**Objective:** Locate every line in the records below that contains the string "series", and copy each of those lines out in full.

>> Begin Task input

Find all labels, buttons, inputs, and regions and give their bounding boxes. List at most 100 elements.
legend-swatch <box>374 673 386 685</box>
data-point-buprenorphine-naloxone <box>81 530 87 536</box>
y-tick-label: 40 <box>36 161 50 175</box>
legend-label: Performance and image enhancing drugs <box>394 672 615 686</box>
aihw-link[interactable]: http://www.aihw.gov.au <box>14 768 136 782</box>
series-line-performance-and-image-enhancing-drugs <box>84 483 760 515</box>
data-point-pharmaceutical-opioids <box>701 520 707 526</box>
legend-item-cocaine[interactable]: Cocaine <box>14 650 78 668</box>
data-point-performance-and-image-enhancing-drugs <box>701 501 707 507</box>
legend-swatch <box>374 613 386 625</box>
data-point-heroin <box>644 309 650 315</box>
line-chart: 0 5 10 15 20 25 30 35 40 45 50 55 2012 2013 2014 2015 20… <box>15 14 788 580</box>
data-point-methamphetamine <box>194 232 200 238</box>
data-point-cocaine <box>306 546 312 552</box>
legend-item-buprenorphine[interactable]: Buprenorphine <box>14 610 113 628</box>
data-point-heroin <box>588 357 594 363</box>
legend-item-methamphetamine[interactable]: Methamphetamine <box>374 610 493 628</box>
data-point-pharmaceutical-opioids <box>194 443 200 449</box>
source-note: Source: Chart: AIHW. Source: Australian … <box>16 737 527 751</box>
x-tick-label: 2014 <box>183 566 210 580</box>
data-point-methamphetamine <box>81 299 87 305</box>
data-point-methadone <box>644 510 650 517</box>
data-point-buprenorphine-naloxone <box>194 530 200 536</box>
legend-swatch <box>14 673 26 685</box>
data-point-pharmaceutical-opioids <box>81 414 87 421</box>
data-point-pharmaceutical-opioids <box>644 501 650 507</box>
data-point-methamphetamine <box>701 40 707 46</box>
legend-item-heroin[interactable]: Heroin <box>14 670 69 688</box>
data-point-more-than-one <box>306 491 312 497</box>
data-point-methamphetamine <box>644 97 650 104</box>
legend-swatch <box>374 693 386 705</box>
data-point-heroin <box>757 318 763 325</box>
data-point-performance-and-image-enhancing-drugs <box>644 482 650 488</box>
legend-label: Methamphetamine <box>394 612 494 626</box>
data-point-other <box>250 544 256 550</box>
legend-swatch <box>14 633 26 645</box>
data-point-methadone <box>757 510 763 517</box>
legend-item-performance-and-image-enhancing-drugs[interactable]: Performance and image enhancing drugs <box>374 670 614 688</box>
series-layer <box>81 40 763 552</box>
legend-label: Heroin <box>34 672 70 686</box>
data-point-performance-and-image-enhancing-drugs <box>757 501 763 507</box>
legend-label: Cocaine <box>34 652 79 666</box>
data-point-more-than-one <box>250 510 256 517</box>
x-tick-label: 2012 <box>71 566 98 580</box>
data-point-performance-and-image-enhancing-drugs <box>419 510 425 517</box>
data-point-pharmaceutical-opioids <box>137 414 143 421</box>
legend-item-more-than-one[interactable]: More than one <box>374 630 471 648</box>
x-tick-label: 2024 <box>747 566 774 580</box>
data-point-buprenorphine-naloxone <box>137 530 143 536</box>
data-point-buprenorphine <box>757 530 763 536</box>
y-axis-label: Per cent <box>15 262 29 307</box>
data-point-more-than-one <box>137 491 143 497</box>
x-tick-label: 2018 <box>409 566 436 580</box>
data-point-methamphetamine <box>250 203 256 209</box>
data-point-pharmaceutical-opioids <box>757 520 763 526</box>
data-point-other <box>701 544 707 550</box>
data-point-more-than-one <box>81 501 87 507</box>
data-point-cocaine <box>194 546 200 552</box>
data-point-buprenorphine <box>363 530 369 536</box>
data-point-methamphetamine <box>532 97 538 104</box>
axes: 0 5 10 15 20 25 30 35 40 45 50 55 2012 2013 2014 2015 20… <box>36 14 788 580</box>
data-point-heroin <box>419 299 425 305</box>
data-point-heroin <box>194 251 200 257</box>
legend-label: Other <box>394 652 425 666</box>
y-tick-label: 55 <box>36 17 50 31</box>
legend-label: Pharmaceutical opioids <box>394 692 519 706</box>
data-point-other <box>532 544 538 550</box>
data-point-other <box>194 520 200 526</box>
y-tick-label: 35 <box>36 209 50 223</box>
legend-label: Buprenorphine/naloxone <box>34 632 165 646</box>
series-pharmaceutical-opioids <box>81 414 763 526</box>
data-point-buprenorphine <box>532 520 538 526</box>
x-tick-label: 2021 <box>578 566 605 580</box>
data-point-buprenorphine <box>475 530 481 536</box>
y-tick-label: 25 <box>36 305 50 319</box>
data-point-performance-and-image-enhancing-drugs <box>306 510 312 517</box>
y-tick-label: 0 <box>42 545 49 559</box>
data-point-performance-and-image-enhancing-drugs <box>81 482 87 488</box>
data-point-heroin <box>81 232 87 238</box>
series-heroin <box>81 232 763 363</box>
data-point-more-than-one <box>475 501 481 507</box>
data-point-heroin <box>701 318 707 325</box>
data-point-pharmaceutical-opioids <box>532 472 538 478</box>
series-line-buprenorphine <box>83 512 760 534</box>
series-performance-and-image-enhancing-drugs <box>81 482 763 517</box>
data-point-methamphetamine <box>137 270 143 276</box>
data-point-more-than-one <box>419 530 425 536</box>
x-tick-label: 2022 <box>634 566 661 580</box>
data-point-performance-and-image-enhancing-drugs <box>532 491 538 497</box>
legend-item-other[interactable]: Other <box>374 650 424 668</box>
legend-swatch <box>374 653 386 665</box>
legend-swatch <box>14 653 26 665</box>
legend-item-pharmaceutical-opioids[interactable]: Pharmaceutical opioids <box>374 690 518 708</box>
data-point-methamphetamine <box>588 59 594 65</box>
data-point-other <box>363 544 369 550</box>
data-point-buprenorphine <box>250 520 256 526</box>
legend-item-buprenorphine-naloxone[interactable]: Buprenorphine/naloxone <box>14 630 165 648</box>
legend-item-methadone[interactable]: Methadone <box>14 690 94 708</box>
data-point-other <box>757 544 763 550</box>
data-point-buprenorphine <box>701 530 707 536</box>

>> End Task input

**Task answer:**
series-line-performance-and-image-enhancing-drugs <box>84 483 760 515</box>
series-layer <box>81 40 763 552</box>
series-pharmaceutical-opioids <box>81 414 763 526</box>
series-heroin <box>81 232 763 363</box>
series-line-buprenorphine <box>83 512 760 534</box>
series-performance-and-image-enhancing-drugs <box>81 482 763 517</box>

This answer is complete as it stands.